═══ Recorded information
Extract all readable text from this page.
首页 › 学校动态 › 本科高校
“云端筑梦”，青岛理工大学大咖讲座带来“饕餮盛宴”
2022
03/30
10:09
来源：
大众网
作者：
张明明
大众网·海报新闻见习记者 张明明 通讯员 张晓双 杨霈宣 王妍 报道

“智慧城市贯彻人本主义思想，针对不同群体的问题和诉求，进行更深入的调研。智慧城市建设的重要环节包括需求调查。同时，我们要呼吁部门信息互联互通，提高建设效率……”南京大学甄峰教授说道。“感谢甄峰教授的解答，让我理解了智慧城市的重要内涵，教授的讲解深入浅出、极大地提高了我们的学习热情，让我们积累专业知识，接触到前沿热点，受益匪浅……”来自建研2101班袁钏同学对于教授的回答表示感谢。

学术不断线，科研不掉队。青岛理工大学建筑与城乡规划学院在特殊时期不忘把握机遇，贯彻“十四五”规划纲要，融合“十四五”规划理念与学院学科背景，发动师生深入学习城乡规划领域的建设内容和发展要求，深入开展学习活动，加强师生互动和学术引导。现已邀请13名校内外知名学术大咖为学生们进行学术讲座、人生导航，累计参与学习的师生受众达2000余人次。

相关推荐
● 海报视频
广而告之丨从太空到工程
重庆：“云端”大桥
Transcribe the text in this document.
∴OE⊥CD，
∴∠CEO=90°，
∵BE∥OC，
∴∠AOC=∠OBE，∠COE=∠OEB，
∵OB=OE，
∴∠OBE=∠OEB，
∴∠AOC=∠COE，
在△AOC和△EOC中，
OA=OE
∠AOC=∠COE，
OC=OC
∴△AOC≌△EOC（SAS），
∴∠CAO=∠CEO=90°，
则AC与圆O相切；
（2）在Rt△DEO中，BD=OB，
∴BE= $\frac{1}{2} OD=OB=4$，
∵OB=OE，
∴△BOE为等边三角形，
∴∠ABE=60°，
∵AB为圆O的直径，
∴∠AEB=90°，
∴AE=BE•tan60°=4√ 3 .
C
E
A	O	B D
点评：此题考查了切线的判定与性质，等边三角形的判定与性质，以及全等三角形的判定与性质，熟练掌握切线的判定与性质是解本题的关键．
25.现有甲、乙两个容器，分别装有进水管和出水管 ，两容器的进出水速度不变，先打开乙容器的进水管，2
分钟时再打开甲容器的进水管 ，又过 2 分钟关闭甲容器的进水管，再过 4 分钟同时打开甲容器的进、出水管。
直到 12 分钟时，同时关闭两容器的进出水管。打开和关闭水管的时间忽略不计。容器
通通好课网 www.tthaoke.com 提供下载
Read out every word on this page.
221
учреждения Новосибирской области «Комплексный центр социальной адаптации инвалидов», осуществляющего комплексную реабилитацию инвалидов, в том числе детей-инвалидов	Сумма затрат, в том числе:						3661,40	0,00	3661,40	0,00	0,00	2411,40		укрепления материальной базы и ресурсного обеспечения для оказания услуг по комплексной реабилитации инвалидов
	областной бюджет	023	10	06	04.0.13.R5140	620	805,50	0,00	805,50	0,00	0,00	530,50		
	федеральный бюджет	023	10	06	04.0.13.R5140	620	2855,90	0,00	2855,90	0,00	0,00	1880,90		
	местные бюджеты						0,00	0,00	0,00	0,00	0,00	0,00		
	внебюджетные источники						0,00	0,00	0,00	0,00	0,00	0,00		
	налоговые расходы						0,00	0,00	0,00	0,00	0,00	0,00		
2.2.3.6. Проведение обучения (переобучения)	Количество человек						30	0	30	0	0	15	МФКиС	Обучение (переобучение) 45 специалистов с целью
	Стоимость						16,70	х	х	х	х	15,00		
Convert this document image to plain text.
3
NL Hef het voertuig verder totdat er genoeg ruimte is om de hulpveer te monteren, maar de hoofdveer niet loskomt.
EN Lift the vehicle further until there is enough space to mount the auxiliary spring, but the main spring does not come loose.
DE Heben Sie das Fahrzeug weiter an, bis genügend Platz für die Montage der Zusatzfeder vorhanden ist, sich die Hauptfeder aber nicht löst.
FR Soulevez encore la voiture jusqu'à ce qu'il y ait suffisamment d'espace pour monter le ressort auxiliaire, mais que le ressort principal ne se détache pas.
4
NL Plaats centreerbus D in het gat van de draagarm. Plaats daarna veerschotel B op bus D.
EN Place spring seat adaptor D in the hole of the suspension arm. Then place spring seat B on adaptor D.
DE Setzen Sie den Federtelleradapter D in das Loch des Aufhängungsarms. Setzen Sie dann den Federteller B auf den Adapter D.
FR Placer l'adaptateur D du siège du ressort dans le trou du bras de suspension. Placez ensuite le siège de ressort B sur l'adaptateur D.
══════
Written task: Copy out every line from the records that has the word "this".

Written answer:
Extract all readable text from this page.
Transcribe the text in this document.
Read out every word on this page.
Convert this document image to plain text.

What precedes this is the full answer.